■ What is needed
Go over the entries below line by line, copying each one that contains the word "Optimize".

■ Figure dataset records

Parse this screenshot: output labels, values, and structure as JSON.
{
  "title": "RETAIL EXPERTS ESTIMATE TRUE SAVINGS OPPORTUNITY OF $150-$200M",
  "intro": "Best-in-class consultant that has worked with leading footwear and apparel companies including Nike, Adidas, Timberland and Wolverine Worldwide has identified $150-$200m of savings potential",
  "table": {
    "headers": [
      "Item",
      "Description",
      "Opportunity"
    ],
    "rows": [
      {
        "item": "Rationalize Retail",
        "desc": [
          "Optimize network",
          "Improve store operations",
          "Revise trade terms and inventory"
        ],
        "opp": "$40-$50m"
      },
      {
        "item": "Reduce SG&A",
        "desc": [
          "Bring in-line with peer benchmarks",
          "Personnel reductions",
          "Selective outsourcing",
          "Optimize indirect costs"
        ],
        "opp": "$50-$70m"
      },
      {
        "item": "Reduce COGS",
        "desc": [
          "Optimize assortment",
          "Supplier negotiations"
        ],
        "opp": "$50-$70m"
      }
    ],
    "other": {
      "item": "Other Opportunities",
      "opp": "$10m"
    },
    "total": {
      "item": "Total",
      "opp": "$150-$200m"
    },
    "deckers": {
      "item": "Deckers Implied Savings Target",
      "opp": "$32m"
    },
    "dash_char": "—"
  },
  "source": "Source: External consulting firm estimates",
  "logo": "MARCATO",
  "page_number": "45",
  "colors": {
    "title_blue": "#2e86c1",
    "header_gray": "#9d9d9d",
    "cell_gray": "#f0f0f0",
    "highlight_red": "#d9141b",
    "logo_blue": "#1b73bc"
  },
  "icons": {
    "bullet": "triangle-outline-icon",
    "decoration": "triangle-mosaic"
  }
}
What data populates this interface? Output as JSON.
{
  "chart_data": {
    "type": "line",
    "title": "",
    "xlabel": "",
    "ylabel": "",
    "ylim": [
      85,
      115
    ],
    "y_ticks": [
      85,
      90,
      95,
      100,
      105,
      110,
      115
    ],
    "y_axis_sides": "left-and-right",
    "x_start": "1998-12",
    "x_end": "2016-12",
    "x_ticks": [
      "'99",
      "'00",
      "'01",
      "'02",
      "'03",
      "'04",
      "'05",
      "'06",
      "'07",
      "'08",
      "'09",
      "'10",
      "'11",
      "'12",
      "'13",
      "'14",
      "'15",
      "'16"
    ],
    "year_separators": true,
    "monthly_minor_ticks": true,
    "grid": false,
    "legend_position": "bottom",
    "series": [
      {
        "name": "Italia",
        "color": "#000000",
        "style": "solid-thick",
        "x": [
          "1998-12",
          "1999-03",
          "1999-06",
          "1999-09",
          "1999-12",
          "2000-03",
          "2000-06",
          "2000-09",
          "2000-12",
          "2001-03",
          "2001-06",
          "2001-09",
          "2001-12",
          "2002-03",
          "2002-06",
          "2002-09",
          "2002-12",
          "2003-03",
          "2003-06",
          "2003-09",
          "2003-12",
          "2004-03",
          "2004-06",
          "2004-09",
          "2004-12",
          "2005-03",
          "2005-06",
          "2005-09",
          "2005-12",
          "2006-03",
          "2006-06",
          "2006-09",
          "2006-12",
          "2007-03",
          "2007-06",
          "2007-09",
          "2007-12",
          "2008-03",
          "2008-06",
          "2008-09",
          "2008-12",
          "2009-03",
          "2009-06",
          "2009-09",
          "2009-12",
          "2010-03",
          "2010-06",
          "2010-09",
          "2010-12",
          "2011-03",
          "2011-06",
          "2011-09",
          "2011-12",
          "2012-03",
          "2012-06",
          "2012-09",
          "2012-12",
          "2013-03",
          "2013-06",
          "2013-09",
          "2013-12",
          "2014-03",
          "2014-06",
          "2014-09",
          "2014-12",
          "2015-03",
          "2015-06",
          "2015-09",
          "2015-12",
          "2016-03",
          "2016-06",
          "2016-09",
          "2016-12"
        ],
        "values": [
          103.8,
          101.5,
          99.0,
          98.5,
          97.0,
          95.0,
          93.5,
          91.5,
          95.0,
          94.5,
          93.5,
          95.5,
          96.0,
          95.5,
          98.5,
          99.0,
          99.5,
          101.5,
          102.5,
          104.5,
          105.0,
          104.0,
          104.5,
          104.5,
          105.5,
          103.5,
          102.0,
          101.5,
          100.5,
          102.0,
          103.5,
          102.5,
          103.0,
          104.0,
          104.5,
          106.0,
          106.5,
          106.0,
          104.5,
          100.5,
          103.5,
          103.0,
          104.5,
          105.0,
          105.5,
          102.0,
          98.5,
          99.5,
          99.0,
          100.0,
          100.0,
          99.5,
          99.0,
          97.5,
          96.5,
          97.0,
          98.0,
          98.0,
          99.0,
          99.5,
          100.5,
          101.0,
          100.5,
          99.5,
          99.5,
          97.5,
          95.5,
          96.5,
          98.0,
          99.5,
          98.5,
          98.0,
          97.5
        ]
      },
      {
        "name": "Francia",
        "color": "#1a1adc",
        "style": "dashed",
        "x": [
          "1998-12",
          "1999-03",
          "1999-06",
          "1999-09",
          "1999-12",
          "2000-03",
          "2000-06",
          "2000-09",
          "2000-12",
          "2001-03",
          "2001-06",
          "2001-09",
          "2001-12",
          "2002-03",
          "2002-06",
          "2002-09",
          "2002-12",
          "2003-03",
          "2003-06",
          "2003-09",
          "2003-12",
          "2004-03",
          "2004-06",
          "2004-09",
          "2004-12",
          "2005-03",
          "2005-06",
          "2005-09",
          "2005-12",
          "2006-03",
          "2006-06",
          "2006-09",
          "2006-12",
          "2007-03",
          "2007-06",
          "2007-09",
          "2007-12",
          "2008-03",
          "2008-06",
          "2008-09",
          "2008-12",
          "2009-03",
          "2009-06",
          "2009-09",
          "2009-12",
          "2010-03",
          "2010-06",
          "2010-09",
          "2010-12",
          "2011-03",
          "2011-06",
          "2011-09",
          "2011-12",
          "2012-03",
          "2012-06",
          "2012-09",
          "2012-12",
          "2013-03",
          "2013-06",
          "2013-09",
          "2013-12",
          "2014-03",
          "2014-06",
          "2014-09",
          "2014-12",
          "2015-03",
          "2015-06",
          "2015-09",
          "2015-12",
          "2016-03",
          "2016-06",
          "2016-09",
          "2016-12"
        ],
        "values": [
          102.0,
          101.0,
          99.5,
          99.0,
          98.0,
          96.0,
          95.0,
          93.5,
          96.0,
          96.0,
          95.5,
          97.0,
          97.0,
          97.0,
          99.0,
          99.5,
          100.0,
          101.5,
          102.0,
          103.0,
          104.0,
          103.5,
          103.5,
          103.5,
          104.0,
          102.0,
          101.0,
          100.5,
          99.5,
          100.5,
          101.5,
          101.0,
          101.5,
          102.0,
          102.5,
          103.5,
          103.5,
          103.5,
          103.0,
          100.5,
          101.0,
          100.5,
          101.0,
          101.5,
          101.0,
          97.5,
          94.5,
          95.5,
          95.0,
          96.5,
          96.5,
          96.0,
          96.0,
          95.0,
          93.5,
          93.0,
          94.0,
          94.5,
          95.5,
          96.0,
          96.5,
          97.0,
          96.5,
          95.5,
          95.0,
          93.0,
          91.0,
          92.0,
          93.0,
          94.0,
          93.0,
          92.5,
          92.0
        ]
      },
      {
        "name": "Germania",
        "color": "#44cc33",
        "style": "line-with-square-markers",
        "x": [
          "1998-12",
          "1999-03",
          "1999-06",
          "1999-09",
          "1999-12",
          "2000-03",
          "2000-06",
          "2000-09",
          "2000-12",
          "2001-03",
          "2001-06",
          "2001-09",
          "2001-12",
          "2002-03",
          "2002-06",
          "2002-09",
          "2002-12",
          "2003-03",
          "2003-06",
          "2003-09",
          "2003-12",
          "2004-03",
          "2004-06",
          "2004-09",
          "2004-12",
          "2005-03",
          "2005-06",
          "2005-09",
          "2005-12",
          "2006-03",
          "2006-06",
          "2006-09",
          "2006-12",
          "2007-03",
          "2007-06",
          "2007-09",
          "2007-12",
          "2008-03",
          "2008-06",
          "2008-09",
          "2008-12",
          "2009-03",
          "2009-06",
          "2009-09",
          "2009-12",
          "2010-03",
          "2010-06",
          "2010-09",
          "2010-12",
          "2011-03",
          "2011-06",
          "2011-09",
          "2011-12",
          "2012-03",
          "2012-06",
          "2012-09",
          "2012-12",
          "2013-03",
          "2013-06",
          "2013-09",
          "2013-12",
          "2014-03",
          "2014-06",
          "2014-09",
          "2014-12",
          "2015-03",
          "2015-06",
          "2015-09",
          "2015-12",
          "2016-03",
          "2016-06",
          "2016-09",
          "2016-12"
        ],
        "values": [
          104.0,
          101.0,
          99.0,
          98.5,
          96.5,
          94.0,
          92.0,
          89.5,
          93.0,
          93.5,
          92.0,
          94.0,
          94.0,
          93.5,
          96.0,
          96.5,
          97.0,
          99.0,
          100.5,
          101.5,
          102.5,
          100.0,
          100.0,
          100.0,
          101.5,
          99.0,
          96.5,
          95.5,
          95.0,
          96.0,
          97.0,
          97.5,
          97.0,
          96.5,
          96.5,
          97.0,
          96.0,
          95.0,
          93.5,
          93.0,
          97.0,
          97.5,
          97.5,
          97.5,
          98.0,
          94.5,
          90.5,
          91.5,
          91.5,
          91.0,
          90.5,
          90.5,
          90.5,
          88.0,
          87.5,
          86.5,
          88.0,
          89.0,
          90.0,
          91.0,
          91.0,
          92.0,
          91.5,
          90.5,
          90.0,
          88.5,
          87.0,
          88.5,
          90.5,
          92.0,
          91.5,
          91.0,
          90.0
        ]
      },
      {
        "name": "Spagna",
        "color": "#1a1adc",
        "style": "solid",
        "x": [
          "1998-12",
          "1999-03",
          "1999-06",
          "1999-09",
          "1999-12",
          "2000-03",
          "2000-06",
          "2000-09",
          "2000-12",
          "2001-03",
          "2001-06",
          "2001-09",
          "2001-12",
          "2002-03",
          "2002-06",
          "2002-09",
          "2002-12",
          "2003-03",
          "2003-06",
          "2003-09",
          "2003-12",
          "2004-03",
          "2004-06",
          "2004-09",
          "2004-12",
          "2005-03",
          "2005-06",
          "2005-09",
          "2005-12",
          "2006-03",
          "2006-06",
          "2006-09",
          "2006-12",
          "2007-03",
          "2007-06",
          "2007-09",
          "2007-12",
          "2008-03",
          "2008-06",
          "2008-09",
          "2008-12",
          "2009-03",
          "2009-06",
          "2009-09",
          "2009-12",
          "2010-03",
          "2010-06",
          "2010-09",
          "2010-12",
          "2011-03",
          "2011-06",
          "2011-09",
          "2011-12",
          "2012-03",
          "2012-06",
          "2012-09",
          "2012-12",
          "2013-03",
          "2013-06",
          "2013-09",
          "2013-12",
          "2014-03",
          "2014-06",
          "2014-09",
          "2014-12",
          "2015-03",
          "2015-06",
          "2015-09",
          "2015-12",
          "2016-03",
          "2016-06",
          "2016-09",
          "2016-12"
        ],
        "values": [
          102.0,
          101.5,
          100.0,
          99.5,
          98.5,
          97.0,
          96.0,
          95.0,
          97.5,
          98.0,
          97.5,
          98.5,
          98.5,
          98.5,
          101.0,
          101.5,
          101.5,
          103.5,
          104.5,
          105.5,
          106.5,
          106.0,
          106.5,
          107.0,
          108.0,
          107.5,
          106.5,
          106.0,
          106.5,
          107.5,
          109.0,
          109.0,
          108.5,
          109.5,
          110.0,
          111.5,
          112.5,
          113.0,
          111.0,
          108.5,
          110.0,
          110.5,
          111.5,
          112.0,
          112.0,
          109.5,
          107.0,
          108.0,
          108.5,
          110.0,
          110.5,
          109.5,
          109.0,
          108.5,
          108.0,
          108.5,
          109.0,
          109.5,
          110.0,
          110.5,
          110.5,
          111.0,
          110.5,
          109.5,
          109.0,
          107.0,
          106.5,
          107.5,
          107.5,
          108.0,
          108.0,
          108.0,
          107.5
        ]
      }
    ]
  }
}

■ Expected answer
          "Optimize network",
          "Optimize indirect costs"
          "Optimize assortment",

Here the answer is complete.